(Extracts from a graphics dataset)
========================================
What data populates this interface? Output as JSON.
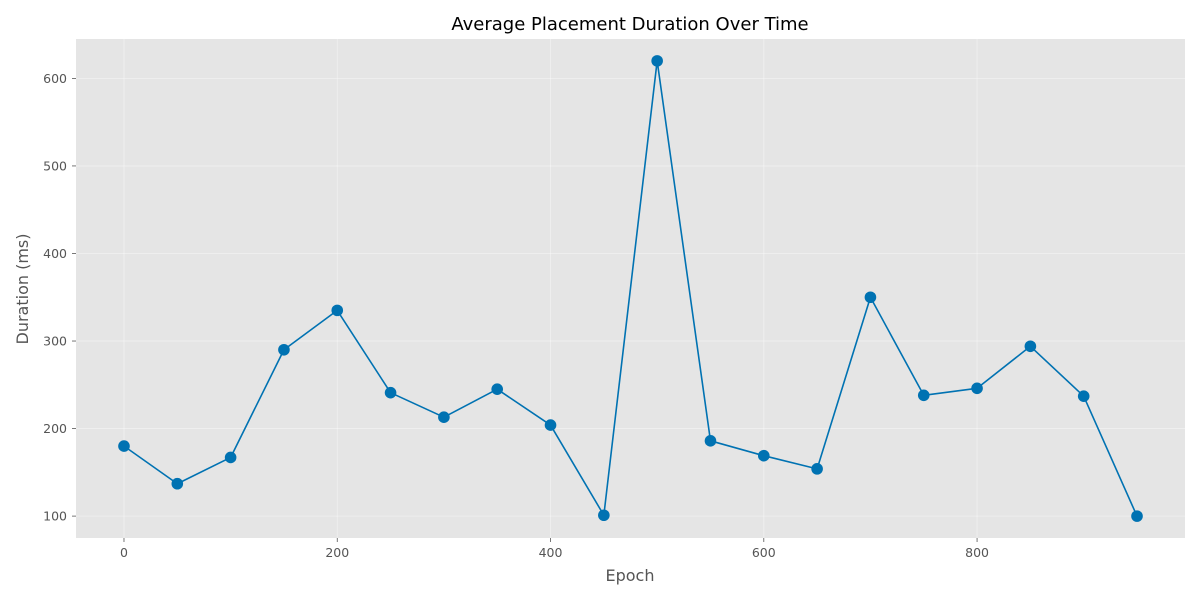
{
  "chart_data": {
    "type": "line",
    "title": "Average Placement Duration Over Time",
    "xlabel": "Epoch",
    "ylabel": "Duration (ms)",
    "xlim": [
      -45,
      995
    ],
    "ylim": [
      75,
      645
    ],
    "xticks": [
      0,
      200,
      400,
      600,
      800
    ],
    "yticks": [
      100,
      200,
      300,
      400,
      500,
      600
    ],
    "grid": true,
    "series": [
      {
        "color": "#0072B2",
        "x": [
          0,
          50,
          100,
          150,
          200,
          250,
          300,
          350,
          400,
          450,
          500,
          550,
          600,
          650,
          700,
          750,
          800,
          850,
          900,
          950
        ],
        "y": [
          180,
          137,
          167,
          290,
          335,
          241,
          213,
          245,
          204,
          101,
          620,
          186,
          169,
          154,
          350,
          238,
          246,
          294,
          237,
          100
        ]
      }
    ]
  },
  "colors": {
    "plot_background": "#E5E5E5",
    "grid": "#FFFFFF",
    "line": "#0072B2"
  }
}
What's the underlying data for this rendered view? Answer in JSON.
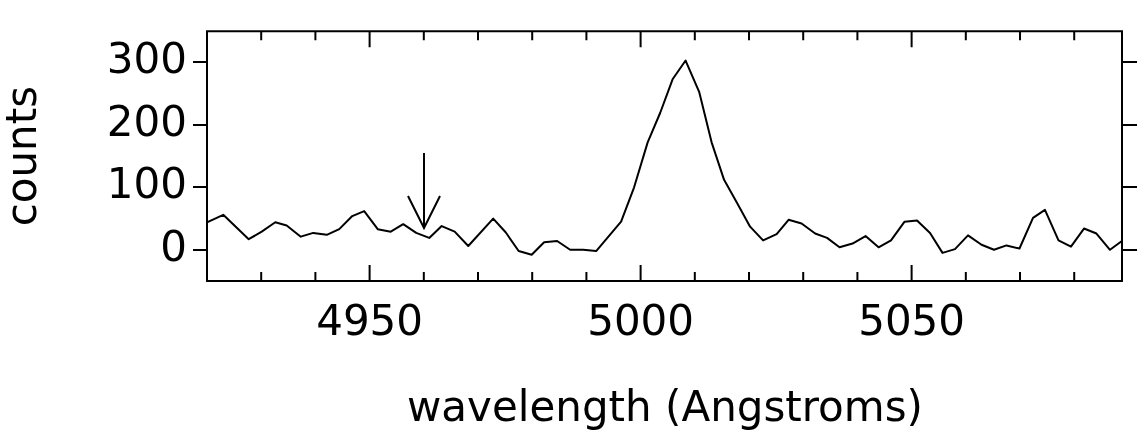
========================================
| Given exercise |
Scan the records above for the string "this", then report every line that contains it.

| Written solution |
What data populates this interface? Output as JSON.
What's the underlying data for this rendered view? Answer in JSON.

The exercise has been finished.